** begin Stored data **

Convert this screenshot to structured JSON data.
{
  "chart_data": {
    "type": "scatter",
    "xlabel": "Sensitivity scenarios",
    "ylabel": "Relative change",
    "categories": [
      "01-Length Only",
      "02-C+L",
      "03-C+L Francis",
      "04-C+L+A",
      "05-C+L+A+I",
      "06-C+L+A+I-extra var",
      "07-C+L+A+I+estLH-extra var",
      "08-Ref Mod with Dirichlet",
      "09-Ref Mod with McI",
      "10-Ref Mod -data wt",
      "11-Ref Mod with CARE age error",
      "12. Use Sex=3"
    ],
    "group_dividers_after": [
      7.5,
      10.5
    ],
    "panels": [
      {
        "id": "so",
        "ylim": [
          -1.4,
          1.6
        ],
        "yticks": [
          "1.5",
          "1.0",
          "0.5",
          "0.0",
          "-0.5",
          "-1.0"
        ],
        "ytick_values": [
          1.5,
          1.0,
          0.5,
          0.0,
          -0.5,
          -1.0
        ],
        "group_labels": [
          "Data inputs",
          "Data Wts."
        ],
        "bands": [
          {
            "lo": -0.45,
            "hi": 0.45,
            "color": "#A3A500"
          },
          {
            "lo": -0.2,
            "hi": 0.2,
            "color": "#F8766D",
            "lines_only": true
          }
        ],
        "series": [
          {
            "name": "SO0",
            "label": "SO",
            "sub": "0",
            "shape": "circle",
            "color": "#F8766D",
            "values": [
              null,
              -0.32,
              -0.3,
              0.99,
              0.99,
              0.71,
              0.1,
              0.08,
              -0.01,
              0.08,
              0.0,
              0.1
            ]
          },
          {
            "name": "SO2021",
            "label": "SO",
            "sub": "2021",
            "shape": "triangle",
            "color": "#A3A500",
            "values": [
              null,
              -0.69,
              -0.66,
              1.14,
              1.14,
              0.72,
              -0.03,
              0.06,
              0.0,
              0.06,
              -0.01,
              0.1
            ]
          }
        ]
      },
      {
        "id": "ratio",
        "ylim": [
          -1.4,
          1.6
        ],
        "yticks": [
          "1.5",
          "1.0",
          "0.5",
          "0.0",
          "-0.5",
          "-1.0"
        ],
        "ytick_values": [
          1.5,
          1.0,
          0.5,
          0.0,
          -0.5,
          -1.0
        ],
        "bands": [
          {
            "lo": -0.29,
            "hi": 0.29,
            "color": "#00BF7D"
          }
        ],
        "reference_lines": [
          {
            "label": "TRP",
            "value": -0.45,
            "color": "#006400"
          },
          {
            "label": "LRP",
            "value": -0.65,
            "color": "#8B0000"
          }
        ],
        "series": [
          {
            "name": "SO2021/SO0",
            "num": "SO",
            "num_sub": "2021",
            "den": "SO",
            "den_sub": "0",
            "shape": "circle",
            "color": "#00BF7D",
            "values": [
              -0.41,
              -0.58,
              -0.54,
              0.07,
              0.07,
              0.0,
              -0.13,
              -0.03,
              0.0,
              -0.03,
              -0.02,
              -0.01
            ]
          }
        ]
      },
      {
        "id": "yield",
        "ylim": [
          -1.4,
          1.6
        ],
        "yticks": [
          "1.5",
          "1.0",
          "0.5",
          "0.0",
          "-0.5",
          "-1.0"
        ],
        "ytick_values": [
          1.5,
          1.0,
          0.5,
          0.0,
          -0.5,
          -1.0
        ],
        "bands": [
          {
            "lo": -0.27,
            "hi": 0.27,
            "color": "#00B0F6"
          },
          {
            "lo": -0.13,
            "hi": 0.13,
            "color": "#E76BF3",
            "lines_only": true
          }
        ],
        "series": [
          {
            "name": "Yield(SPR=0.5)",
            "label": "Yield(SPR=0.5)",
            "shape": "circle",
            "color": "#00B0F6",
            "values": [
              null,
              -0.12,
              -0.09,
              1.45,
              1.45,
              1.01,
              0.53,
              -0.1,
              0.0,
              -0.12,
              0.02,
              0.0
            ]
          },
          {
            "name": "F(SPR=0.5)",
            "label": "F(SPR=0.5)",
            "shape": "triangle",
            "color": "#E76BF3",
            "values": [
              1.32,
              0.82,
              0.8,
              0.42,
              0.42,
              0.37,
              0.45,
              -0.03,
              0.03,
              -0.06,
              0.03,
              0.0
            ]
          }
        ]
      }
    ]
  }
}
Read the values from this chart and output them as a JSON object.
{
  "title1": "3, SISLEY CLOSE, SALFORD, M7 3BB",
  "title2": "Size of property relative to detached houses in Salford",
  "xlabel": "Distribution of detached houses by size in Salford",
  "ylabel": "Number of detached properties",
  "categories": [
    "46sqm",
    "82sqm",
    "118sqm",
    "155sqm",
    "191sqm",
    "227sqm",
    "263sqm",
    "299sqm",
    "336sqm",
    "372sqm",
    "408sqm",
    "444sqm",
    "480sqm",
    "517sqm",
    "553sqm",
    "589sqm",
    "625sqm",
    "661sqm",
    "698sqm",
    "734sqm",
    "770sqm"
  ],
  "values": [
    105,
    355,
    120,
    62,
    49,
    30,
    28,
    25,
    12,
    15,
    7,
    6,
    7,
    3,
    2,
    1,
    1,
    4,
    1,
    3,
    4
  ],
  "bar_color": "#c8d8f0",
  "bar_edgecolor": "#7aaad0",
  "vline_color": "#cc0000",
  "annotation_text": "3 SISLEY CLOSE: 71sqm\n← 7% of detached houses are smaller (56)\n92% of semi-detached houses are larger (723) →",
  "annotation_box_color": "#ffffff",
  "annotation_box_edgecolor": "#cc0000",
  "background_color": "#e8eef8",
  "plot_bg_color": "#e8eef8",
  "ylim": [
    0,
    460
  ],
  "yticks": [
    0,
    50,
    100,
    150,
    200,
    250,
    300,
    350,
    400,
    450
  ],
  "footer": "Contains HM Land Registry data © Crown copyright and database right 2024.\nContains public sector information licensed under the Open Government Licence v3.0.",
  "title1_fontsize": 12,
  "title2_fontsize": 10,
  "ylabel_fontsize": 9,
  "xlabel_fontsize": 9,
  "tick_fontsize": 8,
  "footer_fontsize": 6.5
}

** end Stored data **

Prompt -> Reproduce each record exactly, leaving nothing out.

Response to this task ->
Convert this screenshot to structured JSON data.
{
  "chart_data": {
    "type": "scatter",
    "xlabel": "Sensitivity scenarios",
    "ylabel": "Relative change",
    "categories": [
      "01-Length Only",
      "02-C+L",
      "03-C+L Francis",
      "04-C+L+A",
      "05-C+L+A+I",
      "06-C+L+A+I-extra var",
      "07-C+L+A+I+estLH-extra var",
      "08-Ref Mod with Dirichlet",
      "09-Ref Mod with McI",
      "10-Ref Mod -data wt",
      "11-Ref Mod with CARE age error",
      "12. Use Sex=3"
    ],
    "group_dividers_after": [
      7.5,
      10.5
    ],
    "panels": [
      {
        "id": "so",
        "ylim": [
          -1.4,
          1.6
        ],
        "yticks": [
          "1.5",
          "1.0",
          "0.5",
          "0.0",
          "-0.5",
          "-1.0"
        ],
        "ytick_values": [
          1.5,
          1.0,
          0.5,
          0.0,
          -0.5,
          -1.0
        ],
        "group_labels": [
          "Data inputs",
          "Data Wts."
        ],
        "bands": [
          {
            "lo": -0.45,
            "hi": 0.45,
            "color": "#A3A500"
          },
          {
            "lo": -0.2,
            "hi": 0.2,
            "color": "#F8766D",
            "lines_only": true
          }
        ],
        "series": [
          {
            "name": "SO0",
            "label": "SO",
            "sub": "0",
            "shape": "circle",
            "color": "#F8766D",
            "values": [
              null,
              -0.32,
              -0.3,
              0.99,
              0.99,
              0.71,
              0.1,
              0.08,
              -0.01,
              0.08,
              0.0,
              0.1
            ]
          },
          {
            "name": "SO2021",
            "label": "SO",
            "sub": "2021",
            "shape": "triangle",
            "color": "#A3A500",
            "values": [
              null,
              -0.69,
              -0.66,
              1.14,
              1.14,
              0.72,
              -0.03,
              0.06,
              0.0,
              0.06,
              -0.01,
              0.1
            ]
          }
        ]
      },
      {
        "id": "ratio",
        "ylim": [
          -1.4,
          1.6
        ],
        "yticks": [
          "1.5",
          "1.0",
          "0.5",
          "0.0",
          "-0.5",
          "-1.0"
        ],
        "ytick_values": [
          1.5,
          1.0,
          0.5,
          0.0,
          -0.5,
          -1.0
        ],
        "bands": [
          {
            "lo": -0.29,
            "hi": 0.29,
            "color": "#00BF7D"
          }
        ],
        "reference_lines": [
          {
            "label": "TRP",
            "value": -0.45,
            "color": "#006400"
          },
          {
            "label": "LRP",
            "value": -0.65,
            "color": "#8B0000"
          }
        ],
        "series": [
          {
            "name": "SO2021/SO0",
            "num": "SO",
            "num_sub": "2021",
            "den": "SO",
            "den_sub": "0",
            "shape": "circle",
            "color": "#00BF7D",
            "values": [
              -0.41,
              -0.58,
              -0.54,
              0.07,
              0.07,
              0.0,
              -0.13,
              -0.03,
              0.0,
              -0.03,
              -0.02,
              -0.01
            ]
          }
        ]
      },
      {
        "id": "yield",
        "ylim": [
          -1.4,
          1.6
        ],
        "yticks": [
          "1.5",
          "1.0",
          "0.5",
          "0.0",
          "-0.5",
          "-1.0"
        ],
        "ytick_values": [
          1.5,
          1.0,
          0.5,
          0.0,
          -0.5,
          -1.0
        ],
        "bands": [
          {
            "lo": -0.27,
            "hi": 0.27,
            "color": "#00B0F6"
          },
          {
            "lo": -0.13,
            "hi": 0.13,
            "color": "#E76BF3",
            "lines_only": true
          }
        ],
        "series": [
          {
            "name": "Yield(SPR=0.5)",
            "label": "Yield(SPR=0.5)",
            "shape": "circle",
            "color": "#00B0F6",
            "values": [
              null,
              -0.12,
              -0.09,
              1.45,
              1.45,
              1.01,
              0.53,
              -0.1,
              0.0,
              -0.12,
              0.02,
              0.0
            ]
          },
          {
            "name": "F(SPR=0.5)",
            "label": "F(SPR=0.5)",
            "shape": "triangle",
            "color": "#E76BF3",
            "values": [
              1.32,
              0.82,
              0.8,
              0.42,
              0.42,
              0.37,
              0.45,
              -0.03,
              0.03,
              -0.06,
              0.03,
              0.0
            ]
          }
        ]
      }
    ]
  }
}
Read the values from this chart and output them as a JSON object.
{
  "title1": "3, SISLEY CLOSE, SALFORD, M7 3BB",
  "title2": "Size of property relative to detached houses in Salford",
  "xlabel": "Distribution of detached houses by size in Salford",
  "ylabel": "Number of detached properties",
  "categories": [
    "46sqm",
    "82sqm",
    "118sqm",
    "155sqm",
    "191sqm",
    "227sqm",
    "263sqm",
    "299sqm",
    "336sqm",
    "372sqm",
    "408sqm",
    "444sqm",
    "480sqm",
    "517sqm",
    "553sqm",
    "589sqm",
    "625sqm",
    "661sqm",
    "698sqm",
    "734sqm",
    "770sqm"
  ],
  "values": [
    105,
    355,
    120,
    62,
    49,
    30,
    28,
    25,
    12,
    15,
    7,
    6,
    7,
    3,
    2,
    1,
    1,
    4,
    1,
    3,
    4
  ],
  "bar_color": "#c8d8f0",
  "bar_edgecolor": "#7aaad0",
  "vline_color": "#cc0000",
  "annotation_text": "3 SISLEY CLOSE: 71sqm\n← 7% of detached houses are smaller (56)\n92% of semi-detached houses are larger (723) →",
  "annotation_box_color": "#ffffff",
  "annotation_box_edgecolor": "#cc0000",
  "background_color": "#e8eef8",
  "plot_bg_color": "#e8eef8",
  "ylim": [
    0,
    460
  ],
  "yticks": [
    0,
    50,
    100,
    150,
    200,
    250,
    300,
    350,
    400,
    450
  ],
  "footer": "Contains HM Land Registry data © Crown copyright and database right 2024.\nContains public sector information licensed under the Open Government Licence v3.0.",
  "title1_fontsize": 12,
  "title2_fontsize": 10,
  "ylabel_fontsize": 9,
  "xlabel_fontsize": 9,
  "tick_fontsize": 8,
  "footer_fontsize": 6.5
}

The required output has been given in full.